# RECORDS FOR THIS TASK
========================================

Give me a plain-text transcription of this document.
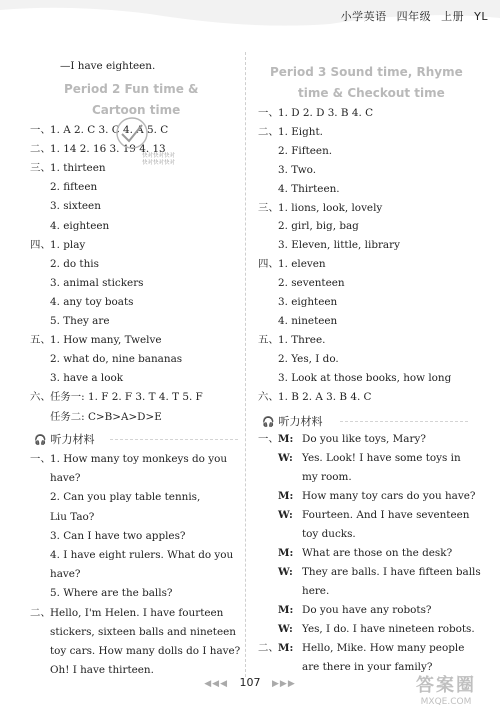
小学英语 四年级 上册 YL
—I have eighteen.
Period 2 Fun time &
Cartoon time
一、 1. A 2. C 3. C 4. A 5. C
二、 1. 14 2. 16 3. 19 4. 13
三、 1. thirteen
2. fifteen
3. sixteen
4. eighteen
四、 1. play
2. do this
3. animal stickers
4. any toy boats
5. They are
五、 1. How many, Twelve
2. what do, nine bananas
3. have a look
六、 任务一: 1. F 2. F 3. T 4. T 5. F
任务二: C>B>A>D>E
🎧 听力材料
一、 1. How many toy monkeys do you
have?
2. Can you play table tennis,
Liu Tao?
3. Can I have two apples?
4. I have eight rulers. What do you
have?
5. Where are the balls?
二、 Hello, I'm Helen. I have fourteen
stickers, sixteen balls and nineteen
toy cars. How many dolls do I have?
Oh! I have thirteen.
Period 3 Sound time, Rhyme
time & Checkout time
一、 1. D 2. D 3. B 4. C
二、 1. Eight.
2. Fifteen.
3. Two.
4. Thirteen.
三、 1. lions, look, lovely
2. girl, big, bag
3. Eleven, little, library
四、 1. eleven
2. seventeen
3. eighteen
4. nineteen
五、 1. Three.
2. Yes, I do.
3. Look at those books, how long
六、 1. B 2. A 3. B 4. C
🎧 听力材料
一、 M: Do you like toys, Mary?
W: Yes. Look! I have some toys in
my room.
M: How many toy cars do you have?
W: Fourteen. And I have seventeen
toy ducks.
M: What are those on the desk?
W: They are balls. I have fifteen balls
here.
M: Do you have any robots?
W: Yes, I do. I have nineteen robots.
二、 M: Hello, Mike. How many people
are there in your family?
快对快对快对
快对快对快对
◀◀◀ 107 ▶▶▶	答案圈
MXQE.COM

========================================

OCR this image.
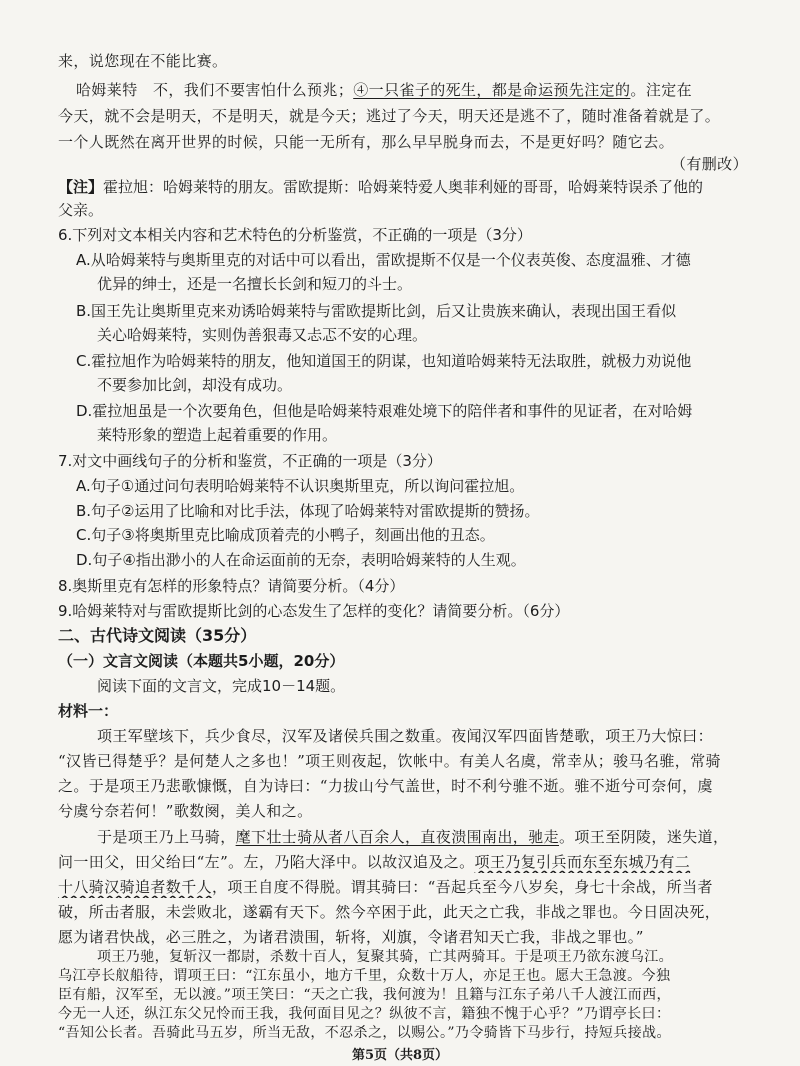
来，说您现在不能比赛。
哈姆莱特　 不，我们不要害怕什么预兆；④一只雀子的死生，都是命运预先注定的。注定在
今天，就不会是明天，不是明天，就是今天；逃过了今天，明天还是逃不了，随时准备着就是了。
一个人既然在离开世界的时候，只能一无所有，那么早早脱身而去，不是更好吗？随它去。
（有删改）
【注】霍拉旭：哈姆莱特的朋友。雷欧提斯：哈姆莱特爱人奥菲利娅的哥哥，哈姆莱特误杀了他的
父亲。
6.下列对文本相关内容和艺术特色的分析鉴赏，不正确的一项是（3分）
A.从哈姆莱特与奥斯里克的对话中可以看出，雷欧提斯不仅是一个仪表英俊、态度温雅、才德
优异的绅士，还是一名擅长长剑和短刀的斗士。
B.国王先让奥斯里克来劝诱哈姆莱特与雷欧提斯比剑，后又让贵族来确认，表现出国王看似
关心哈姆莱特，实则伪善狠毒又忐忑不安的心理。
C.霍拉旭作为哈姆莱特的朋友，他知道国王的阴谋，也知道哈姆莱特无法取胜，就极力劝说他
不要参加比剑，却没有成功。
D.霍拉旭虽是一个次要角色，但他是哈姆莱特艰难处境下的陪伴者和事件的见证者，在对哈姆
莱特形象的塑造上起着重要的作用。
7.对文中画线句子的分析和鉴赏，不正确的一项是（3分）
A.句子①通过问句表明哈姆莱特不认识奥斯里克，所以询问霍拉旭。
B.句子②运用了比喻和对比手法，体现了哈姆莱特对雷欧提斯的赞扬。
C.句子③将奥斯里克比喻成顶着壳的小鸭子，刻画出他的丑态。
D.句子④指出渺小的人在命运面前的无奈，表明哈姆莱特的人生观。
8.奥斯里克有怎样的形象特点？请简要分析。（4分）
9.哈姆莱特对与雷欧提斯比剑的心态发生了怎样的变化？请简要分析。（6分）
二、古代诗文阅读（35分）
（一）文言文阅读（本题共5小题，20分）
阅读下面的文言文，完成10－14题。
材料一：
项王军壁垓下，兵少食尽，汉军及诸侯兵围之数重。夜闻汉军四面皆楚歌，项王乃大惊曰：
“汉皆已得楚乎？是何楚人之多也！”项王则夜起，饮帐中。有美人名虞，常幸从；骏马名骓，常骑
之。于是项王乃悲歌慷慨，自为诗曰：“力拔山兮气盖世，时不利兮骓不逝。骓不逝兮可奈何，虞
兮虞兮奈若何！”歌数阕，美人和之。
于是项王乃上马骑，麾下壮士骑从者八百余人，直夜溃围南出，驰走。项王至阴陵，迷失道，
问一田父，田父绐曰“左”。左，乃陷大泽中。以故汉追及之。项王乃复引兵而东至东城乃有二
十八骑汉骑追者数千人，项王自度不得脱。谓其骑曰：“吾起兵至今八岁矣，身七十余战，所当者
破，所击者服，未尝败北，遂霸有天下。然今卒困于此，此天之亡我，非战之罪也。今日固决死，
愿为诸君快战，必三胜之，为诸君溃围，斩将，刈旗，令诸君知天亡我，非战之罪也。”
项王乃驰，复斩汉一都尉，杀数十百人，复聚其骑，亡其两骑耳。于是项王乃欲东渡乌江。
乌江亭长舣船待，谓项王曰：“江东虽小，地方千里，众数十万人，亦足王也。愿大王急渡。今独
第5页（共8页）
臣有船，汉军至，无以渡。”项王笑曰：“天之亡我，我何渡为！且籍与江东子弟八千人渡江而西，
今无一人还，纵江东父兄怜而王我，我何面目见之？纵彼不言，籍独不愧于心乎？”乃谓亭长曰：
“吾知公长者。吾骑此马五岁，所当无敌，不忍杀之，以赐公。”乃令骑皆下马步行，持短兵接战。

========================================

# WHAT IS ASKED
Point out every line holding the string "stickers" and copy it.

# ANSWER FOR THE TASK
3. animal stickers
stickers, sixteen balls and nineteen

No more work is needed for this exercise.